— BEGIN DATA SHOWN —
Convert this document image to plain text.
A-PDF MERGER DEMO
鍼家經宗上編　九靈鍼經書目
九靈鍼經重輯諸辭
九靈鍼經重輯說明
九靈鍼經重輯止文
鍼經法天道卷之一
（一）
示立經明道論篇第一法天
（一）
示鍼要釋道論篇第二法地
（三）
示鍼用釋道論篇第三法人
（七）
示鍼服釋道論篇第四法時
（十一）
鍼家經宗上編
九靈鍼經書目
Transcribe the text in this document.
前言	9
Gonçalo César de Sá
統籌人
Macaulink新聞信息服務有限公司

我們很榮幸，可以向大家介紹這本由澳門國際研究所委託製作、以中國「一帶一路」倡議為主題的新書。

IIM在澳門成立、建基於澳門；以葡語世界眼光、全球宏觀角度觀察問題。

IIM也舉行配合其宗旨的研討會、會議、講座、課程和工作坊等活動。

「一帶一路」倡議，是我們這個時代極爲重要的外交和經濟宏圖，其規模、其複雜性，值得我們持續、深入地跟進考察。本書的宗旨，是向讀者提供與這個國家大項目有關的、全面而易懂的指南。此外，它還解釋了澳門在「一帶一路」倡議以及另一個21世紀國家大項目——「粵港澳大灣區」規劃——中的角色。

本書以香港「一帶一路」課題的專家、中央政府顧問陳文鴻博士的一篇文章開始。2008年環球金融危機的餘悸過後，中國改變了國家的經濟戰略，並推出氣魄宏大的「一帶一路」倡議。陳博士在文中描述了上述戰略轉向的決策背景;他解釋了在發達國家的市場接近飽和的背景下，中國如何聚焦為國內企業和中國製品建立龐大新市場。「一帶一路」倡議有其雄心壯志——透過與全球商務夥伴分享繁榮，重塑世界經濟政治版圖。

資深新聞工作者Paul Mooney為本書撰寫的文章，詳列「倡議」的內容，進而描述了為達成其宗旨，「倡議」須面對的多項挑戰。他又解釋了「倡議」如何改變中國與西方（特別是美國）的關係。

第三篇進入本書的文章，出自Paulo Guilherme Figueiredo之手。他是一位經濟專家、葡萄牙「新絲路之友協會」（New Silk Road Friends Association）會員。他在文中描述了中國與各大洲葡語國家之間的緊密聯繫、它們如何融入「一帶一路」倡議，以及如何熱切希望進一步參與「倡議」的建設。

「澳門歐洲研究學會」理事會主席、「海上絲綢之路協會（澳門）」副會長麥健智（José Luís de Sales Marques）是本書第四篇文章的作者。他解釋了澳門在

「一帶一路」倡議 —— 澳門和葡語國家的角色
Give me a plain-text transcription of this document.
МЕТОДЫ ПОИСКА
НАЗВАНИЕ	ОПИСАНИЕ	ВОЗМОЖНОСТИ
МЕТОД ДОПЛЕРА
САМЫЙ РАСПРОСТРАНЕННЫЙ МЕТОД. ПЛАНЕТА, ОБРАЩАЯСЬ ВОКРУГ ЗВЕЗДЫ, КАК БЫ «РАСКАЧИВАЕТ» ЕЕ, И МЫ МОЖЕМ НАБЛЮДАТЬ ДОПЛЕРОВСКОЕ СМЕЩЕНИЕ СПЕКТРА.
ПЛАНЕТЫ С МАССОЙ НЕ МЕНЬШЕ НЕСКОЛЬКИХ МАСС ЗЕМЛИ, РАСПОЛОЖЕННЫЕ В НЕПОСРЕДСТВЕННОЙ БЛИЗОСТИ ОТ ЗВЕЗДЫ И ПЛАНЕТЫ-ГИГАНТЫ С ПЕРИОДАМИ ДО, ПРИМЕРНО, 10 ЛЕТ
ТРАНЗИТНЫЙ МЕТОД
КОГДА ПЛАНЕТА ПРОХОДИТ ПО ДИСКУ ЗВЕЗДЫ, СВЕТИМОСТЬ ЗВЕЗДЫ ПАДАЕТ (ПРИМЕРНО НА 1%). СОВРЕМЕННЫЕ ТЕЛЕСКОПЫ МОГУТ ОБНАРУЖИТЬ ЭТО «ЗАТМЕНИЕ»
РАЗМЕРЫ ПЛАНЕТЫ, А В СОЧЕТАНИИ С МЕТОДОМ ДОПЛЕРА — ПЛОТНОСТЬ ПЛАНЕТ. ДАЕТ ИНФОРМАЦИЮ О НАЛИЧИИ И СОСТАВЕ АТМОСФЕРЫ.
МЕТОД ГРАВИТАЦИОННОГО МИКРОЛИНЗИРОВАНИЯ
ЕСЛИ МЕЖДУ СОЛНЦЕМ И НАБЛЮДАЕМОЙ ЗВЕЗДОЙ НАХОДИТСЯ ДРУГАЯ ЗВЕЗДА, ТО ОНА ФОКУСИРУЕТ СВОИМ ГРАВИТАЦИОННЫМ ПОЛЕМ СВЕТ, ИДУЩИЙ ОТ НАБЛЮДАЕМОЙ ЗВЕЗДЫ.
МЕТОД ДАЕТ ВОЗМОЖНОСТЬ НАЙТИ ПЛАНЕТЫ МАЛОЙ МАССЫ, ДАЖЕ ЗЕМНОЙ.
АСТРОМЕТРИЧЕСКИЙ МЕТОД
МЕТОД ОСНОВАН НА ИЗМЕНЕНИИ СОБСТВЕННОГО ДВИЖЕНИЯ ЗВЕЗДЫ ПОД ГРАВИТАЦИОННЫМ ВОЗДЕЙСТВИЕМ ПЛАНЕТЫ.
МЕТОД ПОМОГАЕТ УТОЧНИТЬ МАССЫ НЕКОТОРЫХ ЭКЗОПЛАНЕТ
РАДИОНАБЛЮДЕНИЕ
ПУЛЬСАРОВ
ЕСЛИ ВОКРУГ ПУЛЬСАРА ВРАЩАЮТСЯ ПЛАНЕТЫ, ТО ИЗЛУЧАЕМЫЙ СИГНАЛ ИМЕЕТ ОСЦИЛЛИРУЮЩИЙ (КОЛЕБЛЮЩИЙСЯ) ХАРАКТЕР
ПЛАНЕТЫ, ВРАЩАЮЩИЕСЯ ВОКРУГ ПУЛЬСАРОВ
— END DATA SHOWN —
WORK TO BE COMPLETED:
Output the records verbatim, from the first line to the last.

THE OUTPUT:
Convert this document image to plain text.
A-PDF MERGER DEMO
鍼家經宗上編　九靈鍼經書目
九靈鍼經重輯諸辭
九靈鍼經重輯說明
九靈鍼經重輯止文
鍼經法天道卷之一
（一）
示立經明道論篇第一法天
（一）
示鍼要釋道論篇第二法地
（三）
示鍼用釋道論篇第三法人
（七）
示鍼服釋道論篇第四法時
（十一）
鍼家經宗上編
九靈鍼經書目
Transcribe the text in this document.
前言	9
Gonçalo César de Sá
統籌人
Macaulink新聞信息服務有限公司

我們很榮幸，可以向大家介紹這本由澳門國際研究所委託製作、以中國「一帶一路」倡議為主題的新書。

IIM在澳門成立、建基於澳門；以葡語世界眼光、全球宏觀角度觀察問題。

IIM也舉行配合其宗旨的研討會、會議、講座、課程和工作坊等活動。

「一帶一路」倡議，是我們這個時代極爲重要的外交和經濟宏圖，其規模、其複雜性，值得我們持續、深入地跟進考察。本書的宗旨，是向讀者提供與這個國家大項目有關的、全面而易懂的指南。此外，它還解釋了澳門在「一帶一路」倡議以及另一個21世紀國家大項目——「粵港澳大灣區」規劃——中的角色。

本書以香港「一帶一路」課題的專家、中央政府顧問陳文鴻博士的一篇文章開始。2008年環球金融危機的餘悸過後，中國改變了國家的經濟戰略，並推出氣魄宏大的「一帶一路」倡議。陳博士在文中描述了上述戰略轉向的決策背景;他解釋了在發達國家的市場接近飽和的背景下，中國如何聚焦為國內企業和中國製品建立龐大新市場。「一帶一路」倡議有其雄心壯志——透過與全球商務夥伴分享繁榮，重塑世界經濟政治版圖。

資深新聞工作者Paul Mooney為本書撰寫的文章，詳列「倡議」的內容，進而描述了為達成其宗旨，「倡議」須面對的多項挑戰。他又解釋了「倡議」如何改變中國與西方（特別是美國）的關係。

第三篇進入本書的文章，出自Paulo Guilherme Figueiredo之手。他是一位經濟專家、葡萄牙「新絲路之友協會」（New Silk Road Friends Association）會員。他在文中描述了中國與各大洲葡語國家之間的緊密聯繫、它們如何融入「一帶一路」倡議，以及如何熱切希望進一步參與「倡議」的建設。

「澳門歐洲研究學會」理事會主席、「海上絲綢之路協會（澳門）」副會長麥健智（José Luís de Sales Marques）是本書第四篇文章的作者。他解釋了澳門在

「一帶一路」倡議 —— 澳門和葡語國家的角色
Give me a plain-text transcription of this document.
МЕТОДЫ ПОИСКА
НАЗВАНИЕ	ОПИСАНИЕ	ВОЗМОЖНОСТИ
МЕТОД ДОПЛЕРА
САМЫЙ РАСПРОСТРАНЕННЫЙ МЕТОД. ПЛАНЕТА, ОБРАЩАЯСЬ ВОКРУГ ЗВЕЗДЫ, КАК БЫ «РАСКАЧИВАЕТ» ЕЕ, И МЫ МОЖЕМ НАБЛЮДАТЬ ДОПЛЕРОВСКОЕ СМЕЩЕНИЕ СПЕКТРА.
ПЛАНЕТЫ С МАССОЙ НЕ МЕНЬШЕ НЕСКОЛЬКИХ МАСС ЗЕМЛИ, РАСПОЛОЖЕННЫЕ В НЕПОСРЕДСТВЕННОЙ БЛИЗОСТИ ОТ ЗВЕЗДЫ И ПЛАНЕТЫ-ГИГАНТЫ С ПЕРИОДАМИ ДО, ПРИМЕРНО, 10 ЛЕТ
ТРАНЗИТНЫЙ МЕТОД
КОГДА ПЛАНЕТА ПРОХОДИТ ПО ДИСКУ ЗВЕЗДЫ, СВЕТИМОСТЬ ЗВЕЗДЫ ПАДАЕТ (ПРИМЕРНО НА 1%). СОВРЕМЕННЫЕ ТЕЛЕСКОПЫ МОГУТ ОБНАРУЖИТЬ ЭТО «ЗАТМЕНИЕ»
РАЗМЕРЫ ПЛАНЕТЫ, А В СОЧЕТАНИИ С МЕТОДОМ ДОПЛЕРА — ПЛОТНОСТЬ ПЛАНЕТ. ДАЕТ ИНФОРМАЦИЮ О НАЛИЧИИ И СОСТАВЕ АТМОСФЕРЫ.
МЕТОД ГРАВИТАЦИОННОГО МИКРОЛИНЗИРОВАНИЯ
ЕСЛИ МЕЖДУ СОЛНЦЕМ И НАБЛЮДАЕМОЙ ЗВЕЗДОЙ НАХОДИТСЯ ДРУГАЯ ЗВЕЗДА, ТО ОНА ФОКУСИРУЕТ СВОИМ ГРАВИТАЦИОННЫМ ПОЛЕМ СВЕТ, ИДУЩИЙ ОТ НАБЛЮДАЕМОЙ ЗВЕЗДЫ.
МЕТОД ДАЕТ ВОЗМОЖНОСТЬ НАЙТИ ПЛАНЕТЫ МАЛОЙ МАССЫ, ДАЖЕ ЗЕМНОЙ.
АСТРОМЕТРИЧЕСКИЙ МЕТОД
МЕТОД ОСНОВАН НА ИЗМЕНЕНИИ СОБСТВЕННОГО ДВИЖЕНИЯ ЗВЕЗДЫ ПОД ГРАВИТАЦИОННЫМ ВОЗДЕЙСТВИЕМ ПЛАНЕТЫ.
МЕТОД ПОМОГАЕТ УТОЧНИТЬ МАССЫ НЕКОТОРЫХ ЭКЗОПЛАНЕТ
РАДИОНАБЛЮДЕНИЕ
ПУЛЬСАРОВ
ЕСЛИ ВОКРУГ ПУЛЬСАРА ВРАЩАЮТСЯ ПЛАНЕТЫ, ТО ИЗЛУЧАЕМЫЙ СИГНАЛ ИМЕЕТ ОСЦИЛЛИРУЮЩИЙ (КОЛЕБЛЮЩИЙСЯ) ХАРАКТЕР
ПЛАНЕТЫ, ВРАЩАЮЩИЕСЯ ВОКРУГ ПУЛЬСАРОВ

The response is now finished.